* Start Input material *
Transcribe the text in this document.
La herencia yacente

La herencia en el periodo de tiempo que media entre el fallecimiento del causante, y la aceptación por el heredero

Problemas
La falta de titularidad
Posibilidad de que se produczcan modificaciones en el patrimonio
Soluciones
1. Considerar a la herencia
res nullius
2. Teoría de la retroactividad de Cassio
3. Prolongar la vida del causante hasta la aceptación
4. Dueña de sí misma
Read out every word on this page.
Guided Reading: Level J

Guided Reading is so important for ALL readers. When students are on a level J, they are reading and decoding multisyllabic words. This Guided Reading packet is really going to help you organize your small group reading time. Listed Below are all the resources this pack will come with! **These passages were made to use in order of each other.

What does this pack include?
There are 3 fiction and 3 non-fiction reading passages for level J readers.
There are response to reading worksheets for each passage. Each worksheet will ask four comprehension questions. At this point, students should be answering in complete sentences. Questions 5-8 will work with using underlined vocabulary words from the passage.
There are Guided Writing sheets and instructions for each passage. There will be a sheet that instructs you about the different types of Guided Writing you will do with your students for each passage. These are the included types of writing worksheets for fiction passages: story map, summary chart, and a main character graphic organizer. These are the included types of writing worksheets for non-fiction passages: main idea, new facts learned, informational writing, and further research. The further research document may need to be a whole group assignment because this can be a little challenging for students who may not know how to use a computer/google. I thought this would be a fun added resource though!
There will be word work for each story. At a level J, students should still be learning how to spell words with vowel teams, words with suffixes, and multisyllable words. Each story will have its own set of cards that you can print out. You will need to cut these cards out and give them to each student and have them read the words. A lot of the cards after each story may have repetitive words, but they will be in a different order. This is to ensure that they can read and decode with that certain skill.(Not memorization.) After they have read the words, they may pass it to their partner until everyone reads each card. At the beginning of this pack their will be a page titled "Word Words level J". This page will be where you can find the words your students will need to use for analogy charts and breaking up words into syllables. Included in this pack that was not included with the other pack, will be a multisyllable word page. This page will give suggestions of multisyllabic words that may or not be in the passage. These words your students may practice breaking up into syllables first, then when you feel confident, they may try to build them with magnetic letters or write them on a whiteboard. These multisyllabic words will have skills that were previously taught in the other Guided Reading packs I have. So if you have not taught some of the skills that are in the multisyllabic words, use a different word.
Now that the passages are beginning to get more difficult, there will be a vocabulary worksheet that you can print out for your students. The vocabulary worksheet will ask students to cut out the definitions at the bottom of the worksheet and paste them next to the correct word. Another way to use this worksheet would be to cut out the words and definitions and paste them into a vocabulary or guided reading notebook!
* End Input material *
▸ Directions:
All of the data needs to be printed once more, exactly.

▸ Output below:
Transcribe the text in this document.
La herencia yacente

La herencia en el periodo de tiempo que media entre el fallecimiento del causante, y la aceptación por el heredero

Problemas
La falta de titularidad
Posibilidad de que se produczcan modificaciones en el patrimonio
Soluciones
1. Considerar a la herencia
res nullius
2. Teoría de la retroactividad de Cassio
3. Prolongar la vida del causante hasta la aceptación
4. Dueña de sí misma
Read out every word on this page.
Guided Reading: Level J

Guided Reading is so important for ALL readers. When students are on a level J, they are reading and decoding multisyllabic words. This Guided Reading packet is really going to help you organize your small group reading time. Listed Below are all the resources this pack will come with! **These passages were made to use in order of each other.

What does this pack include?
There are 3 fiction and 3 non-fiction reading passages for level J readers.
There are response to reading worksheets for each passage. Each worksheet will ask four comprehension questions. At this point, students should be answering in complete sentences. Questions 5-8 will work with using underlined vocabulary words from the passage.
There are Guided Writing sheets and instructions for each passage. There will be a sheet that instructs you about the different types of Guided Writing you will do with your students for each passage. These are the included types of writing worksheets for fiction passages: story map, summary chart, and a main character graphic organizer. These are the included types of writing worksheets for non-fiction passages: main idea, new facts learned, informational writing, and further research. The further research document may need to be a whole group assignment because this can be a little challenging for students who may not know how to use a computer/google. I thought this would be a fun added resource though!
There will be word work for each story. At a level J, students should still be learning how to spell words with vowel teams, words with suffixes, and multisyllable words. Each story will have its own set of cards that you can print out. You will need to cut these cards out and give them to each student and have them read the words. A lot of the cards after each story may have repetitive words, but they will be in a different order. This is to ensure that they can read and decode with that certain skill.(Not memorization.) After they have read the words, they may pass it to their partner until everyone reads each card. At the beginning of this pack their will be a page titled "Word Words level J". This page will be where you can find the words your students will need to use for analogy charts and breaking up words into syllables. Included in this pack that was not included with the other pack, will be a multisyllable word page. This page will give suggestions of multisyllabic words that may or not be in the passage. These words your students may practice breaking up into syllables first, then when you feel confident, they may try to build them with magnetic letters or write them on a whiteboard. These multisyllabic words will have skills that were previously taught in the other Guided Reading packs I have. So if you have not taught some of the skills that are in the multisyllabic words, use a different word.
Now that the passages are beginning to get more difficult, there will be a vocabulary worksheet that you can print out for your students. The vocabulary worksheet will ask students to cut out the definitions at the bottom of the worksheet and paste them next to the correct word. Another way to use this worksheet would be to cut out the words and definitions and paste them into a vocabulary or guided reading notebook!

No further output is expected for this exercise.